Make an exact copy of all the records.

Records about charts and figures
____

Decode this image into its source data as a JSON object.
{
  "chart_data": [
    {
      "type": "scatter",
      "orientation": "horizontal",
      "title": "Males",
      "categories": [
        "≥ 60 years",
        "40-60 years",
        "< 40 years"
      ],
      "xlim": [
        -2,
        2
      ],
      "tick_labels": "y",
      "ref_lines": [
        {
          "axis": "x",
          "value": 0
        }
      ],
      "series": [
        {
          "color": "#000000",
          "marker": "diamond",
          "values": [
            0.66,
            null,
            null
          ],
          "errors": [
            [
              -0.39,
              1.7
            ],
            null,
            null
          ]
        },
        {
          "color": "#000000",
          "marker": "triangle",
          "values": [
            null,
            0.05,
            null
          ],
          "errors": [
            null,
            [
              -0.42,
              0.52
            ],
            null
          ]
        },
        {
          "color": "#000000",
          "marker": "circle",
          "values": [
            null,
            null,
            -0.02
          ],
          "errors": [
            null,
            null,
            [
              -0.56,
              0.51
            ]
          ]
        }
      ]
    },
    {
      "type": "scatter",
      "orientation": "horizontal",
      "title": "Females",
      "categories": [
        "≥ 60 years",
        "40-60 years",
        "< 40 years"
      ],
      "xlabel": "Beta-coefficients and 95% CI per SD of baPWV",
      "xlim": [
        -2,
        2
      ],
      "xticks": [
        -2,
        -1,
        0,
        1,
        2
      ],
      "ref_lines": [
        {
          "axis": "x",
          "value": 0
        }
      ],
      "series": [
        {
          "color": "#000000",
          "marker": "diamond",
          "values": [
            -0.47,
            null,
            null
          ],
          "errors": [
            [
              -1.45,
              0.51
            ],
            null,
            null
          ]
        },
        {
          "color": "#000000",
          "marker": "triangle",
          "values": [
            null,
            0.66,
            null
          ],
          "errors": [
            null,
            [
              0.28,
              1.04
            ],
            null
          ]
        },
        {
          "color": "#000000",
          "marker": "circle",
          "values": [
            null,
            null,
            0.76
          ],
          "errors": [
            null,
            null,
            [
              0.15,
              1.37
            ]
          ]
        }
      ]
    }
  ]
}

____

**CORRECT RESPONSE:**
Decode this image into its source data as a JSON object.
{
  "chart_data": [
    {
      "type": "scatter",
      "orientation": "horizontal",
      "title": "Males",
      "categories": [
        "≥ 60 years",
        "40-60 years",
        "< 40 years"
      ],
      "xlim": [
        -2,
        2
      ],
      "tick_labels": "y",
      "ref_lines": [
        {
          "axis": "x",
          "value": 0
        }
      ],
      "series": [
        {
          "color": "#000000",
          "marker": "diamond",
          "values": [
            0.66,
            null,
            null
          ],
          "errors": [
            [
              -0.39,
              1.7
            ],
            null,
            null
          ]
        },
        {
          "color": "#000000",
          "marker": "triangle",
          "values": [
            null,
            0.05,
            null
          ],
          "errors": [
            null,
            [
              -0.42,
              0.52
            ],
            null
          ]
        },
        {
          "color": "#000000",
          "marker": "circle",
          "values": [
            null,
            null,
            -0.02
          ],
          "errors": [
            null,
            null,
            [
              -0.56,
              0.51
            ]
          ]
        }
      ]
    },
    {
      "type": "scatter",
      "orientation": "horizontal",
      "title": "Females",
      "categories": [
        "≥ 60 years",
        "40-60 years",
        "< 40 years"
      ],
      "xlabel": "Beta-coefficients and 95% CI per SD of baPWV",
      "xlim": [
        -2,
        2
      ],
      "xticks": [
        -2,
        -1,
        0,
        1,
        2
      ],
      "ref_lines": [
        {
          "axis": "x",
          "value": 0
        }
      ],
      "series": [
        {
          "color": "#000000",
          "marker": "diamond",
          "values": [
            -0.47,
            null,
            null
          ],
          "errors": [
            [
              -1.45,
              0.51
            ],
            null,
            null
          ]
        },
        {
          "color": "#000000",
          "marker": "triangle",
          "values": [
            null,
            0.66,
            null
          ],
          "errors": [
            null,
            [
              0.28,
              1.04
            ],
            null
          ]
        },
        {
          "color": "#000000",
          "marker": "circle",
          "values": [
            null,
            null,
            0.76
          ],
          "errors": [
            null,
            null,
            [
              0.15,
              1.37
            ]
          ]
        }
      ]
    }
  ]
}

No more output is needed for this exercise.